Source data:
_ _ _ _ _ _ _

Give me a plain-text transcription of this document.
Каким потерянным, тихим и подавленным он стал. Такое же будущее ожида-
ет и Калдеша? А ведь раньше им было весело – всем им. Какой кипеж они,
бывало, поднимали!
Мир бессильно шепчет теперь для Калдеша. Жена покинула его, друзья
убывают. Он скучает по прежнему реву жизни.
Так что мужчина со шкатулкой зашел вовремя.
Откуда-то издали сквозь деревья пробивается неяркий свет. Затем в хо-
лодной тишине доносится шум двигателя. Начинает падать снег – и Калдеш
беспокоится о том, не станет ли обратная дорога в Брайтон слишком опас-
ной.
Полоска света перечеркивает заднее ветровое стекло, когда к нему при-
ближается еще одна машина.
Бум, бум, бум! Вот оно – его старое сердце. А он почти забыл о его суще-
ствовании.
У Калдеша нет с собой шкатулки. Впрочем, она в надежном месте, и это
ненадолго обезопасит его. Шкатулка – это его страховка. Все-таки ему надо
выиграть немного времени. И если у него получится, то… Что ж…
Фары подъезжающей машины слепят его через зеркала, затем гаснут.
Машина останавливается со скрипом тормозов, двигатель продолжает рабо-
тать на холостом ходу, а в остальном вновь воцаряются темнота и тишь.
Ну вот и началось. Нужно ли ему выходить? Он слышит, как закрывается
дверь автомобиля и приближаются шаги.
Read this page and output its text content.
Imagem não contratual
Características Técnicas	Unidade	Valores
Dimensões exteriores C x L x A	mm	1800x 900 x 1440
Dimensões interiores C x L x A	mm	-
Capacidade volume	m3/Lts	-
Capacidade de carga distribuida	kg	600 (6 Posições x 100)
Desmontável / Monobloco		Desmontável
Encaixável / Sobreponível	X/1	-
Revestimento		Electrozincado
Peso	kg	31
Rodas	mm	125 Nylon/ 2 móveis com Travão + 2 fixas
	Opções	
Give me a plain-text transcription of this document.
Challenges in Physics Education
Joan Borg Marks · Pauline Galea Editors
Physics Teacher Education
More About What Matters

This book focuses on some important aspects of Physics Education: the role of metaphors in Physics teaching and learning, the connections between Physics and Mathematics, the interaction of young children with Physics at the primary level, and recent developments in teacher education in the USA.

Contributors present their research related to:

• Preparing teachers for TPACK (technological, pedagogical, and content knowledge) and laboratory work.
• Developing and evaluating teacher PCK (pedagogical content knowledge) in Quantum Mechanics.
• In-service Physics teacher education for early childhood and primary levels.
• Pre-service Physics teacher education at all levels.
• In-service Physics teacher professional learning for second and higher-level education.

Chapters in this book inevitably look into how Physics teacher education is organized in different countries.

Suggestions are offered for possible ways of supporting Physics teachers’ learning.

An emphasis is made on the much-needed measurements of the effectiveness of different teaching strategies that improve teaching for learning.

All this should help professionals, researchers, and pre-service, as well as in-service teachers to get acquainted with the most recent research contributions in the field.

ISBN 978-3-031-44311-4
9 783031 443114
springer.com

_ _ _ _ _ _ _

Task prompt: Identify every line where the string "book" appears.

Written response:
This book focuses on some important aspects of Physics Education: the role of metaphors in Physics teaching and learning, the connections between Physics and Mathematics, the interaction of young children with Physics at the primary level, and recent developments in teacher education in the USA.
Chapters in this book inevitably look into how Physics teacher education is organized in different countries.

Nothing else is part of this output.